(Dataset records)
····················
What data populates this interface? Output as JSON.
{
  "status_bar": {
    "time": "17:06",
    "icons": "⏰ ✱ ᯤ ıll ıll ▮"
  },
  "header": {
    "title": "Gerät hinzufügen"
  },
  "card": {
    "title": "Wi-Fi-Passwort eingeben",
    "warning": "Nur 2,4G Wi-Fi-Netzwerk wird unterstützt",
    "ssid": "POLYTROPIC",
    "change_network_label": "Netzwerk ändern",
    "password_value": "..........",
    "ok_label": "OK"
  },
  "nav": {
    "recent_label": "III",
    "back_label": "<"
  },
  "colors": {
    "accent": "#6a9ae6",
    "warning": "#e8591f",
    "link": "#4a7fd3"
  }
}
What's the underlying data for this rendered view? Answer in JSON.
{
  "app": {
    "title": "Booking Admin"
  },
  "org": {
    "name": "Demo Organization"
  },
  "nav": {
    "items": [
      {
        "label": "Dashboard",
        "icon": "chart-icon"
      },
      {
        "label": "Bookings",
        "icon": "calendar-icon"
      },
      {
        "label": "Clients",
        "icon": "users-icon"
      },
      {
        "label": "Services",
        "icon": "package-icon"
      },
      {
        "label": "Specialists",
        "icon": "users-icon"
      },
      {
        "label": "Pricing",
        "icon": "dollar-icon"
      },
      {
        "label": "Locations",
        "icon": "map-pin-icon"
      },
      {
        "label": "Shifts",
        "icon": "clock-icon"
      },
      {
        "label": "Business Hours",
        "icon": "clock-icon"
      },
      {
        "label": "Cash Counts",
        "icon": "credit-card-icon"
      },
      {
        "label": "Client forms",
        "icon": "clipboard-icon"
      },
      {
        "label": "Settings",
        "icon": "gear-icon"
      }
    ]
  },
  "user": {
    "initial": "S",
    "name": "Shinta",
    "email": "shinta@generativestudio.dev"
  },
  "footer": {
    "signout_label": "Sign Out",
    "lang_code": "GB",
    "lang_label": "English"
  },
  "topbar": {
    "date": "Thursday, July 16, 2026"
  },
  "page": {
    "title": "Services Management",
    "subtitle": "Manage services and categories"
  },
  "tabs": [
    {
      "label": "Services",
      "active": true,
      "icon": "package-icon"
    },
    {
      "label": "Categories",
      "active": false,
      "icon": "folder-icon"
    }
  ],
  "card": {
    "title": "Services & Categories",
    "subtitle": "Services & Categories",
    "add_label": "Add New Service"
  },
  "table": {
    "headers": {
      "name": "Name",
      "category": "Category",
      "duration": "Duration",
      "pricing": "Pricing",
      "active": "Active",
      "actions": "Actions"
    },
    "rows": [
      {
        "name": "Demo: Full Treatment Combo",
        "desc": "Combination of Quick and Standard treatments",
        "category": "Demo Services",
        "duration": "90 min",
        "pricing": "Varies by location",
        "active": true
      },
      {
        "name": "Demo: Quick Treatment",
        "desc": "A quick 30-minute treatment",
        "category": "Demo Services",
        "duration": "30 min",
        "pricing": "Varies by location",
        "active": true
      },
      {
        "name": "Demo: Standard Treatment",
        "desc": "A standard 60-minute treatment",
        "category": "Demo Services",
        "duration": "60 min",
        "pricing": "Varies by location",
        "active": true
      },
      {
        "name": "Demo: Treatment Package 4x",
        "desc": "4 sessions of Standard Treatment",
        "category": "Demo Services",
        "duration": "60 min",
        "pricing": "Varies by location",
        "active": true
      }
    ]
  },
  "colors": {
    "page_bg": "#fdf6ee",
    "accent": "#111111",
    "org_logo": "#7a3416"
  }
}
····················
TASK GOAL
Repeat the data precisely, line by line.

RESULT FOR THIS EXERCISE
What data populates this interface? Output as JSON.
{
  "status_bar": {
    "time": "17:06",
    "icons": "⏰ ✱ ᯤ ıll ıll ▮"
  },
  "header": {
    "title": "Gerät hinzufügen"
  },
  "card": {
    "title": "Wi-Fi-Passwort eingeben",
    "warning": "Nur 2,4G Wi-Fi-Netzwerk wird unterstützt",
    "ssid": "POLYTROPIC",
    "change_network_label": "Netzwerk ändern",
    "password_value": "..........",
    "ok_label": "OK"
  },
  "nav": {
    "recent_label": "III",
    "back_label": "<"
  },
  "colors": {
    "accent": "#6a9ae6",
    "warning": "#e8591f",
    "link": "#4a7fd3"
  }
}
What's the underlying data for this rendered view? Answer in JSON.
{
  "app": {
    "title": "Booking Admin"
  },
  "org": {
    "name": "Demo Organization"
  },
  "nav": {
    "items": [
      {
        "label": "Dashboard",
        "icon": "chart-icon"
      },
      {
        "label": "Bookings",
        "icon": "calendar-icon"
      },
      {
        "label": "Clients",
        "icon": "users-icon"
      },
      {
        "label": "Services",
        "icon": "package-icon"
      },
      {
        "label": "Specialists",
        "icon": "users-icon"
      },
      {
        "label": "Pricing",
        "icon": "dollar-icon"
      },
      {
        "label": "Locations",
        "icon": "map-pin-icon"
      },
      {
        "label": "Shifts",
        "icon": "clock-icon"
      },
      {
        "label": "Business Hours",
        "icon": "clock-icon"
      },
      {
        "label": "Cash Counts",
        "icon": "credit-card-icon"
      },
      {
        "label": "Client forms",
        "icon": "clipboard-icon"
      },
      {
        "label": "Settings",
        "icon": "gear-icon"
      }
    ]
  },
  "user": {
    "initial": "S",
    "name": "Shinta",
    "email": "shinta@generativestudio.dev"
  },
  "footer": {
    "signout_label": "Sign Out",
    "lang_code": "GB",
    "lang_label": "English"
  },
  "topbar": {
    "date": "Thursday, July 16, 2026"
  },
  "page": {
    "title": "Services Management",
    "subtitle": "Manage services and categories"
  },
  "tabs": [
    {
      "label": "Services",
      "active": true,
      "icon": "package-icon"
    },
    {
      "label": "Categories",
      "active": false,
      "icon": "folder-icon"
    }
  ],
  "card": {
    "title": "Services & Categories",
    "subtitle": "Services & Categories",
    "add_label": "Add New Service"
  },
  "table": {
    "headers": {
      "name": "Name",
      "category": "Category",
      "duration": "Duration",
      "pricing": "Pricing",
      "active": "Active",
      "actions": "Actions"
    },
    "rows": [
      {
        "name": "Demo: Full Treatment Combo",
        "desc": "Combination of Quick and Standard treatments",
        "category": "Demo Services",
        "duration": "90 min",
        "pricing": "Varies by location",
        "active": true
      },
      {
        "name": "Demo: Quick Treatment",
        "desc": "A quick 30-minute treatment",
        "category": "Demo Services",
        "duration": "30 min",
        "pricing": "Varies by location",
        "active": true
      },
      {
        "name": "Demo: Standard Treatment",
        "desc": "A standard 60-minute treatment",
        "category": "Demo Services",
        "duration": "60 min",
        "pricing": "Varies by location",
        "active": true
      },
      {
        "name": "Demo: Treatment Package 4x",
        "desc": "4 sessions of Standard Treatment",
        "category": "Demo Services",
        "duration": "60 min",
        "pricing": "Varies by location",
        "active": true
      }
    ]
  },
  "colors": {
    "page_bg": "#fdf6ee",
    "accent": "#111111",
    "org_logo": "#7a3416"
  }
}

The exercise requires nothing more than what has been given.